>>>

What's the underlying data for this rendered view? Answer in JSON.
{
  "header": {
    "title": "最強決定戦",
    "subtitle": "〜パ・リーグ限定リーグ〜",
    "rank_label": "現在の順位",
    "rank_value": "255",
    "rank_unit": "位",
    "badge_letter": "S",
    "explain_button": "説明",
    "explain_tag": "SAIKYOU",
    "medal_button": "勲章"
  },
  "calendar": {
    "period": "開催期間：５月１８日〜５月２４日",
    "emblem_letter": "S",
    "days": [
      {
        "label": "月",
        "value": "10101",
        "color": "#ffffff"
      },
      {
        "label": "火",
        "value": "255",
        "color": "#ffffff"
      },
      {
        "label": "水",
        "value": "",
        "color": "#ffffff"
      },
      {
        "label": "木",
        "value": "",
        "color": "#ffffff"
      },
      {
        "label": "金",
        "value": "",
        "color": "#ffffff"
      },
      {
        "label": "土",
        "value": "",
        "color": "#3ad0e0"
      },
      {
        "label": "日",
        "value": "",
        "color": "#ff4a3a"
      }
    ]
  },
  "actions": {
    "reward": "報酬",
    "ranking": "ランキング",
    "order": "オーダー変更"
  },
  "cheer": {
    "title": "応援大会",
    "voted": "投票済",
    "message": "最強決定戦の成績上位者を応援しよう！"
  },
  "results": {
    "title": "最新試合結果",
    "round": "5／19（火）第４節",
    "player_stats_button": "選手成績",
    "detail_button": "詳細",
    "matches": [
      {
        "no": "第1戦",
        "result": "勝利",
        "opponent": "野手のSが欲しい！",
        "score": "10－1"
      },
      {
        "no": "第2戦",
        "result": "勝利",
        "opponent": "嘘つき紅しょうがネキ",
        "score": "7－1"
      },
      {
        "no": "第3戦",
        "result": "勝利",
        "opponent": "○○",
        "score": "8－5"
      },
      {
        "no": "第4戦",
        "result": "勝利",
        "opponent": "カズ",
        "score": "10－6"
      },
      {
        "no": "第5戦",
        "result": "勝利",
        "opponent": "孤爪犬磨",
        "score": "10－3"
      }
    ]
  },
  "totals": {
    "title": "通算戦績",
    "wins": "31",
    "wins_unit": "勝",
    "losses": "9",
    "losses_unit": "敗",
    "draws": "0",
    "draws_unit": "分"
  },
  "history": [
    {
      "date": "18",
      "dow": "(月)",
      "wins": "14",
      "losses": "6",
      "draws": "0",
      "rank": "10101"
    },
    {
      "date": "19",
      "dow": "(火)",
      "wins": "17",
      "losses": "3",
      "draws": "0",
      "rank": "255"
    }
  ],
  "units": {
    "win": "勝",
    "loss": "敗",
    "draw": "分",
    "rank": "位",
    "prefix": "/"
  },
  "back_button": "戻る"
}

<<<

Review the material and copy each line in which the word "opponent" appears.

        "opponent": "野手のSが欲しい！",
        "opponent": "嘘つき紅しょうがネキ",
        "opponent": "○○",
        "opponent": "カズ",
        "opponent": "孤爪犬磨",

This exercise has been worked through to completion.